*EXCERPT TO READ*.
By James Tankersley Jr, 2023-02-10 (updated 2023-02-10)
Attributions:
Guidence from Chantal Roth and Richard Gill. Review by Mark Payne and Pierre Leroy.
"But how do you know?" Marge Gunderson, Fargo, 1996
Computer simulations demonstrate that tests of Bell's Inequalities produce valid results in "naive" ideal conditions, but are challenged by the ease that false results can be generated by a host of factors with the experiment itself or the environment. This paper proposes control tests as means to confirm the absence of known or unknown effects that could invalidate the test results (causing either false positive violations or false negative lack of violations).
Ideal tests of Bell's Inequalities [25] detect the difference between particles that have no definite polarization angle (or spin) until measured, and then adopt polarization of (or opposite of) a deflector device (a philosophy attributed to quantum theory, but criticized as paradoxical by ERP [1]). Versus particles that have a definite polarization angle (or spin) before deflection and detection, a property (or "variable") known only to the particle itself until external measurement (a philosophy attributed to Einstein in his EPR paper and clarified by Bohm).
Control Test Criteria below is proposed as a requirement for settling the issue of, in the language of J.S. Bell, "the Nature of Reality" of the very small.
(Proposed Gold Standard for Bell Tests, version 0.9944)
A Bell's Inequalities Experiment should demonstrate that it does not return biased results and is capable of producing both strong violations and clear non-violations. This is demonstrated by passing both control tests, or a combination of Experiment results and control tests.
(If the Experiment produces strong violations, then a Clear Non-Violation control test is also required. If an Experiment produces clear non-violations, then a Strong Violation control test is also required.)
Requirements for Control tests:
1. Use a statistically significant trial size.
2. The starting point of the Experiment is defined as the point immediately after the Experiment's source emitter, or after the control test's source emitter and appartus to condition particles for control testing.
3. Control test may use their own source emitter and apparatus to condition particles before entering the starting point of the Experiment.
4. The Experiment may not be altered in any way from the point particles enter the Experiment starting point through deflector to final detection.

*PROVIDED INFORMATION*.
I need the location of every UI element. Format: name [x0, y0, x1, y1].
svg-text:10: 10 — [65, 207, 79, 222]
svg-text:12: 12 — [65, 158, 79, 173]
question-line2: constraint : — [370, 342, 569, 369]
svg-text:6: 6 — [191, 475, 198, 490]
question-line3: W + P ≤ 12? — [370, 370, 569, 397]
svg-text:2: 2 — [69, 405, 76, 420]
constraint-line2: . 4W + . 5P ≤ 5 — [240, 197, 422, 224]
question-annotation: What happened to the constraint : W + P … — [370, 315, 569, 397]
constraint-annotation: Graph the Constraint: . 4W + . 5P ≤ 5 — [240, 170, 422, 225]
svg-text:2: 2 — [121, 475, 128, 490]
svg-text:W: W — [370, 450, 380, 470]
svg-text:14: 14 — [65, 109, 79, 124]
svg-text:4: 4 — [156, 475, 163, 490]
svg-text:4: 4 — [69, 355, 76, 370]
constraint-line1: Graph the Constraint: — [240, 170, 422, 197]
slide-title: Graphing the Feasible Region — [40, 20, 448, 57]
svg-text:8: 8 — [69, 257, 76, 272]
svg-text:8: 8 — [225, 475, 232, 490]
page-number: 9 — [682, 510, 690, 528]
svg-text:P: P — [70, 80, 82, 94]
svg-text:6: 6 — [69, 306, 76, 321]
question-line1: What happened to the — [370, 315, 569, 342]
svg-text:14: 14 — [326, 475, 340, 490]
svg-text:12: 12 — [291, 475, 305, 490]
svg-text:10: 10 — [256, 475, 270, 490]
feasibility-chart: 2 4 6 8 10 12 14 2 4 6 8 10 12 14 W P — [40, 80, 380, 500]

*PROBLEM SET*.
A - In the Bell test control proposal, rewrite the paragraph beginning "A Bell's Inequalities Experiment should demonstrate" as a short bulleted list that keeps its main points.
B - What version number does the Bell test control proposal give for its proposed Gold Standard for Bell Tests?
C - Extend the Bell test control proposal past the fourth requirement for control tests, keeping its numbered style and technical tone.

*TASK RESULTS*.
A -
- A Bell's Inequalities Experiment must show that its results are not biased.
- It must show that it can produce both strong violations and clear non-violations.
- It shows this by passing both control tests, or by combining Experiment results with control tests.

B - Version 0.9944.

C -
5. Clear Non-Violation control test must emit orthogonal or antiparallel particle pairs that are not correlated with nor have knowledge of Experiment's conditions after the starting point including deflector polarization angles.
6. Strong Violation control test may have full knowledge of Experiment's conditions including deflector polarization angles and the nature of apparatus that might rotate particle polarizations between starting point and deflector.
Recommendations for control tests:
1. Clear Non-Violation control test may be setup to generate clear non-violations by emitting classical clone particle pairs such that each new (orthogonal or antiparallel) particle pair is emitted pre-polarized to a known, randomly selected polarization axis.
2. Strong Violation control test may be setup to generate strong violations by emitting quantum analogs such that each new (orthogonal or antiparallel) particle pair is emitted pre-polarized such that one of the particles will have a polarization angle that exactly matches or exactly opposes its deflector angle at the time that the particle reaches the deflector. This may also require anticipating and correcting for any polarization rotation caused by the Experiment between starting point and deflector.
3. Control tests for biases should take precedence over exotic mechanisms to account for exotic loopholes. (Simplify the Experiment design if neccessary to accomidate control testing).
Experiments that meet control test requirements can be assumed to be able to return unbiased results that settle the EPR question. Experimental Violation of Bell's Inequalities indicates a win for Quantum Philosophy. Non-Violation of Bell's Inequalities indicates a win for Classical Philosophy.
Bell's Inequalities is a test to determine the true nature of the very small [25]. Are properties of fundamental particles (like polarity and spin) random until measured as Quantum Mechanics (QM) argues? Or do particles have specific properties (like polarity and spin) before they are measured, as Einstein Podolsky and Rosen (EPR) argue? Computer simulations [13] of CHSH/Eberhart tests appear to confirm that Bell's Inequality tests can conclusively detect the difference between QM vs EPR modeled reality. (Quantum [QM] models clearly violate Bell's Inequalities and classical [EPR] models clearly do not). However, computer simulations of classical particles can also be made to clearly and strongly violate Bell' Inequalities, mimicking quantum modeled results.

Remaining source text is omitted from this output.